= Challenge =
All lines in which the word "lnRinit" occurs are to be extracted.

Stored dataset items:

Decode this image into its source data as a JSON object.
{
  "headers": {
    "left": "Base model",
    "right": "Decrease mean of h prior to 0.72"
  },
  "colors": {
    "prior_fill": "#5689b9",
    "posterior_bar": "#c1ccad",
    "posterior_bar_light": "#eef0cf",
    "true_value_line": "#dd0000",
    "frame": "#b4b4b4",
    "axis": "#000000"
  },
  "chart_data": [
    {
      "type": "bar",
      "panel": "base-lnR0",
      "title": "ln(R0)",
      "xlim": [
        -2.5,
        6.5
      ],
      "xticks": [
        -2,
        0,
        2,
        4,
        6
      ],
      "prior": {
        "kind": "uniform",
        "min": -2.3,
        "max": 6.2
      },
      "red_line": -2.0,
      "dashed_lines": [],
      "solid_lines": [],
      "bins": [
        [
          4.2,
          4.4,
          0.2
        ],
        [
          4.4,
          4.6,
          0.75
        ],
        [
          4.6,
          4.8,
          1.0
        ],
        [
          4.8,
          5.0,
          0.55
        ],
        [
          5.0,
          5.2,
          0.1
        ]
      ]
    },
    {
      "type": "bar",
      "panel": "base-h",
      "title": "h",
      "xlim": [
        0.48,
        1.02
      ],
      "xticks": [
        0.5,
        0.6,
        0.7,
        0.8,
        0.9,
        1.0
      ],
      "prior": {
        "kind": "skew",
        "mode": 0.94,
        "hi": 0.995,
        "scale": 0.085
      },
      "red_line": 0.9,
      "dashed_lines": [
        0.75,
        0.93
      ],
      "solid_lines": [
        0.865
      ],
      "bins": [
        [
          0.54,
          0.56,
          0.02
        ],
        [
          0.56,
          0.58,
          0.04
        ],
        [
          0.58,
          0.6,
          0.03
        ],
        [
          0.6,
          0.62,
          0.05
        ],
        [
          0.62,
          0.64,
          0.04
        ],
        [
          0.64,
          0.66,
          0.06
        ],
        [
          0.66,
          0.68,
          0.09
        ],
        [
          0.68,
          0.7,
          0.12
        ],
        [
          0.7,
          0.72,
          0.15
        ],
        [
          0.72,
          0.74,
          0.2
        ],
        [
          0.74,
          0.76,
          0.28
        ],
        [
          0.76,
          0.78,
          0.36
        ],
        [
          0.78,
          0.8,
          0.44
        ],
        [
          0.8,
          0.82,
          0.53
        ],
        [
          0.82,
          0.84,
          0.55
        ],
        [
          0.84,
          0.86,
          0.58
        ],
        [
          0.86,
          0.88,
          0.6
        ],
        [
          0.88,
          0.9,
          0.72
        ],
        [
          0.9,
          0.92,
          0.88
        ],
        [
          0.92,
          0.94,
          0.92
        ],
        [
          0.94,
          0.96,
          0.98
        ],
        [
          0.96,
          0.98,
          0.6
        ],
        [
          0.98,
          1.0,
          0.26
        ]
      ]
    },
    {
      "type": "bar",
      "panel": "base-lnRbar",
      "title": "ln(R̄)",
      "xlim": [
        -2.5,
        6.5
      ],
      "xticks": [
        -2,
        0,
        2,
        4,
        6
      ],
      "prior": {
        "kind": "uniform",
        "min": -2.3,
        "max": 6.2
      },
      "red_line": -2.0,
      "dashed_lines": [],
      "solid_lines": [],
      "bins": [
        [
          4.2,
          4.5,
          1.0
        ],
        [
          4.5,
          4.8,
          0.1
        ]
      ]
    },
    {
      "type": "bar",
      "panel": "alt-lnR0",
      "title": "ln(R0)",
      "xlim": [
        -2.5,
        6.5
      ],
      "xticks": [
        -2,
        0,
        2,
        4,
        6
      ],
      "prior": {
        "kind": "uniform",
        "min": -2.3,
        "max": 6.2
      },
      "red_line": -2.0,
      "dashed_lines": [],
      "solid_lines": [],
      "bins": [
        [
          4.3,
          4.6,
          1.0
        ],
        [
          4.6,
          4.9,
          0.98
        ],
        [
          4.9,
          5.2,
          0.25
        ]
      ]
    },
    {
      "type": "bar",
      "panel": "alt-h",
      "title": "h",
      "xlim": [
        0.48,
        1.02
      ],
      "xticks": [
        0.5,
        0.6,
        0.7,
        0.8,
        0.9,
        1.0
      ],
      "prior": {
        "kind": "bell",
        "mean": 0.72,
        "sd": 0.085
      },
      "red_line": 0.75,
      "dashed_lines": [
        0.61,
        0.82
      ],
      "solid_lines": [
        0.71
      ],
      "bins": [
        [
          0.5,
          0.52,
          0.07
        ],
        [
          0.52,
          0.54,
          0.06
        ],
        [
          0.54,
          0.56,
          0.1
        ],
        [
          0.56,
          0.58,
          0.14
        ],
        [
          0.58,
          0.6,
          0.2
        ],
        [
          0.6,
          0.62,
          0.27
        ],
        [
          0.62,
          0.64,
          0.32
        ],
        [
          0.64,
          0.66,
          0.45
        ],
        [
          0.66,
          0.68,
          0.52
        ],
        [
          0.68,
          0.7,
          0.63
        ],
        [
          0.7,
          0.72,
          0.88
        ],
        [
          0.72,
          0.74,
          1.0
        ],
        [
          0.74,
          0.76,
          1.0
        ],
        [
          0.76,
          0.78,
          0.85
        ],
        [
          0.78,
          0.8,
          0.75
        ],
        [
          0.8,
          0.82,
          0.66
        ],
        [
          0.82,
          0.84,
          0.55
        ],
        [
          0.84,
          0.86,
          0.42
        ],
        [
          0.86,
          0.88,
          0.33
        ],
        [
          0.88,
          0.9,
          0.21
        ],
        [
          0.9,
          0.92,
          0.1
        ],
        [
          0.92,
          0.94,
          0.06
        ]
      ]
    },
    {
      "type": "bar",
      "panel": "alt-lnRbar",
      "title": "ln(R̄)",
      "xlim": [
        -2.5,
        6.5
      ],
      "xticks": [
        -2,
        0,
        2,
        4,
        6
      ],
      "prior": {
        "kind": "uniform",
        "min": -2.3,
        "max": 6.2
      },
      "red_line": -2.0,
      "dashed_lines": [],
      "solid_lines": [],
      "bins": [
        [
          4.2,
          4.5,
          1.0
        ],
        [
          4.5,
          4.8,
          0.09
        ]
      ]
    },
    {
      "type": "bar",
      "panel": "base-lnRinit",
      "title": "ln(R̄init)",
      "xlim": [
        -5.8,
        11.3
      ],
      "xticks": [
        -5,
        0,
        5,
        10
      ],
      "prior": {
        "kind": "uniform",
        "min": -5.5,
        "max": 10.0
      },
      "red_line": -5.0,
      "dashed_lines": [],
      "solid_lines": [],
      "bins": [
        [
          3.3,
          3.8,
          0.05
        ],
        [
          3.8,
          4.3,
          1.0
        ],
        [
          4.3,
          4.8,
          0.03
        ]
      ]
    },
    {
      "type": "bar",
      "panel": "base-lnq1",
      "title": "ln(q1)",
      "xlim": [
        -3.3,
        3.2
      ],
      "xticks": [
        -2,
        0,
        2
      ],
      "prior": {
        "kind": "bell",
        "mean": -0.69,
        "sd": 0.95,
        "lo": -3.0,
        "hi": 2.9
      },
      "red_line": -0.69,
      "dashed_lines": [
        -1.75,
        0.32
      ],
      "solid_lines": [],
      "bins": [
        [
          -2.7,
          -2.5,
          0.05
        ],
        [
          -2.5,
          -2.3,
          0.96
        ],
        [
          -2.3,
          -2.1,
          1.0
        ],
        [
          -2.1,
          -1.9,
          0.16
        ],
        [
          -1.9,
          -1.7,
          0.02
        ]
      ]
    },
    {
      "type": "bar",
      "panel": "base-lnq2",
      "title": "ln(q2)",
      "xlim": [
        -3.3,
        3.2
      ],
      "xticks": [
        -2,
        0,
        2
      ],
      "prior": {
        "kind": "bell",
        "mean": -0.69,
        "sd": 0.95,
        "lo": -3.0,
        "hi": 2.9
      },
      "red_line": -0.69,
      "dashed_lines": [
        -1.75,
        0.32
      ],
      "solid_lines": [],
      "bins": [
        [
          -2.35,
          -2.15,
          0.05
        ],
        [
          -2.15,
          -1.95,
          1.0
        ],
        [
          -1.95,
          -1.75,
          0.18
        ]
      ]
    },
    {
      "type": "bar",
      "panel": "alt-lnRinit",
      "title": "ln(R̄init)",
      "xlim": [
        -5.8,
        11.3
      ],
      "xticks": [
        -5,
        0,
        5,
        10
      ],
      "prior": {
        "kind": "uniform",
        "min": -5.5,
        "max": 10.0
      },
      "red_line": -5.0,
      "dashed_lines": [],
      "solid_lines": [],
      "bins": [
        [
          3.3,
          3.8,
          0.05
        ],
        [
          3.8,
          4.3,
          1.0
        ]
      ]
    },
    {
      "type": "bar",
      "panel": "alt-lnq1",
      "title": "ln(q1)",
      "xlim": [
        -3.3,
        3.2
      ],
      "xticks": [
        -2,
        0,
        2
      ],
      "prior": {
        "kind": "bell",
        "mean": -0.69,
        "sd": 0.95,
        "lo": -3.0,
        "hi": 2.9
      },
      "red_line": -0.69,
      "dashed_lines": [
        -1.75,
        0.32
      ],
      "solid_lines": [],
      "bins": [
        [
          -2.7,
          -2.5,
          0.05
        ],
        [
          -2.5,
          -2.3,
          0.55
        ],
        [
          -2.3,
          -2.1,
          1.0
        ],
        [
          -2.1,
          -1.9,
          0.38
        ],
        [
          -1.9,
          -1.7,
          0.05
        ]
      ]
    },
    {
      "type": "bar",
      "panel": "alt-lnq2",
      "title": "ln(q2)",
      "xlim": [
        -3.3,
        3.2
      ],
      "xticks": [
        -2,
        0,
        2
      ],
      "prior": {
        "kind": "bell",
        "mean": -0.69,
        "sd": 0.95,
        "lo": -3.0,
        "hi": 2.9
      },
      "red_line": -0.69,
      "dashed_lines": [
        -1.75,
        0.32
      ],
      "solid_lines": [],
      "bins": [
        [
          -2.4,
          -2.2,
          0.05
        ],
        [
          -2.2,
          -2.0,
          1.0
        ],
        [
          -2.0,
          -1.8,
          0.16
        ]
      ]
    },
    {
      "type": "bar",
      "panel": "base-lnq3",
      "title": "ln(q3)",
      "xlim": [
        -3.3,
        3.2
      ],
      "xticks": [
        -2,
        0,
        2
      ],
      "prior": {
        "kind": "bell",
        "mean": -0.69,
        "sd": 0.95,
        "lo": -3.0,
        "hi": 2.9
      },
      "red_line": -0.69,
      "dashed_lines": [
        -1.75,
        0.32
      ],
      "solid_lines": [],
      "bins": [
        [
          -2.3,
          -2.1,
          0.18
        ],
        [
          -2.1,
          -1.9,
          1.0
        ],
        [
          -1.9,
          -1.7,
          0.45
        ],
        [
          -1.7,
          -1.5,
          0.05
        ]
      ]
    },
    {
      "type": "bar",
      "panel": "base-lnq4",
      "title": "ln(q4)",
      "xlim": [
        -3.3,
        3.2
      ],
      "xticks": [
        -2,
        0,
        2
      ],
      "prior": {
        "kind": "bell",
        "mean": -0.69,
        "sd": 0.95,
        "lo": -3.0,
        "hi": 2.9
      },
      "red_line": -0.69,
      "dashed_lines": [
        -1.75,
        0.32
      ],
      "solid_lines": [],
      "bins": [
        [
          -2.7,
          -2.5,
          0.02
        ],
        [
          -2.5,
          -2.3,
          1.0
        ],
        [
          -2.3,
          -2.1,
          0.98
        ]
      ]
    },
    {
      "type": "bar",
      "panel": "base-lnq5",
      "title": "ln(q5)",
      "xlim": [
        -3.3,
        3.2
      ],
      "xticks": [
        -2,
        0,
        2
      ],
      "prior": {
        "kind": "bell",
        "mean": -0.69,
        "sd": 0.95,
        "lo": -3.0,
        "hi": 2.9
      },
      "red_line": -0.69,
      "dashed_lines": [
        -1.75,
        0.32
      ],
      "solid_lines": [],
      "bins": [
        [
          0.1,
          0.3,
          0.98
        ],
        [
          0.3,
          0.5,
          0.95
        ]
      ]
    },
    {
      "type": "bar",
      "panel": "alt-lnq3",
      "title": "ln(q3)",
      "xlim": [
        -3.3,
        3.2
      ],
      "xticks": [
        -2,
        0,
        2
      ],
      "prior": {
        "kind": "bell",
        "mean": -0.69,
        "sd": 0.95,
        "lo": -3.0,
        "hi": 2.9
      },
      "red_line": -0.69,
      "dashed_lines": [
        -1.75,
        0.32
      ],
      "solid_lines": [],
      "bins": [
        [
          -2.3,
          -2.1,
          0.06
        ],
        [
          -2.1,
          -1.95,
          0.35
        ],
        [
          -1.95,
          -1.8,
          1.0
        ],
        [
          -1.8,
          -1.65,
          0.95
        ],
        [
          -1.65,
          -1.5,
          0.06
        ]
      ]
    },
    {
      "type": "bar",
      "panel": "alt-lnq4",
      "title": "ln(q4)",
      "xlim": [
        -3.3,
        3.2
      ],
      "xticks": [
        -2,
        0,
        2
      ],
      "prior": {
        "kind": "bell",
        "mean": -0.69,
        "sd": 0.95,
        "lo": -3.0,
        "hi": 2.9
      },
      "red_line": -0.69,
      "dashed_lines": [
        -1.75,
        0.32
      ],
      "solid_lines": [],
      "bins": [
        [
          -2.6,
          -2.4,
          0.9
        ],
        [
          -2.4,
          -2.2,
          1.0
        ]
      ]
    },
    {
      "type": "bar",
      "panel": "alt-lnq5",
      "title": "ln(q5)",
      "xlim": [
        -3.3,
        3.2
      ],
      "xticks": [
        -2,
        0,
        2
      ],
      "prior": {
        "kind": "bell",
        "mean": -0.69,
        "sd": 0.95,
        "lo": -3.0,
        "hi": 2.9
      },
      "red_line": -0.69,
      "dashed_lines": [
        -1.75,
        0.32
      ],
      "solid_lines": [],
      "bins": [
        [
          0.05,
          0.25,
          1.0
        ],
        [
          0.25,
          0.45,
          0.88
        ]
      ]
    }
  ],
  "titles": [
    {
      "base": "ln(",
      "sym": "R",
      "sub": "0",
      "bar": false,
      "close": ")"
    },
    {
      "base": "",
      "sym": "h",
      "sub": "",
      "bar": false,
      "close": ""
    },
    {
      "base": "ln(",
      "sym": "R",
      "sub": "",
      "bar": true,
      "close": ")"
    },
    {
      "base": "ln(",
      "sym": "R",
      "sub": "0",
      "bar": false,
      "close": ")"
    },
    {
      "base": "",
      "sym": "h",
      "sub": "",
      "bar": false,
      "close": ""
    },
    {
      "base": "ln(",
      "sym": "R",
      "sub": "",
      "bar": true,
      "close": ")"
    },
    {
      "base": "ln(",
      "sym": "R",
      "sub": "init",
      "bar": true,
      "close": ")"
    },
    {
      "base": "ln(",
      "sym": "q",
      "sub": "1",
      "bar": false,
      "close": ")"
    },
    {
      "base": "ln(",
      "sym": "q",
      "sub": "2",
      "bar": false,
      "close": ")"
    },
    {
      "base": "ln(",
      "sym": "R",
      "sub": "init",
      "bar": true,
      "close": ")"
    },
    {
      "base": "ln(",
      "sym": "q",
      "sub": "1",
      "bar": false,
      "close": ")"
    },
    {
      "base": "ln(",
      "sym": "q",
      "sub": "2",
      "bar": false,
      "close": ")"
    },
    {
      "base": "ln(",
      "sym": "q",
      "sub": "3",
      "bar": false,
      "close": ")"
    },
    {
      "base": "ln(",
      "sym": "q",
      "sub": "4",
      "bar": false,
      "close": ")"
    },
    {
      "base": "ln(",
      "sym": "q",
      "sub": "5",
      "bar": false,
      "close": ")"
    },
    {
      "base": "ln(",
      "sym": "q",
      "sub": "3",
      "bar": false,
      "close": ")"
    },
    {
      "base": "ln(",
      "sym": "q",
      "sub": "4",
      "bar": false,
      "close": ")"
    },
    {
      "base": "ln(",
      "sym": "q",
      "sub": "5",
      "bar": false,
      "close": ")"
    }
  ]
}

= Final answer =
      "panel": "base-lnRinit",
      "panel": "alt-lnRinit",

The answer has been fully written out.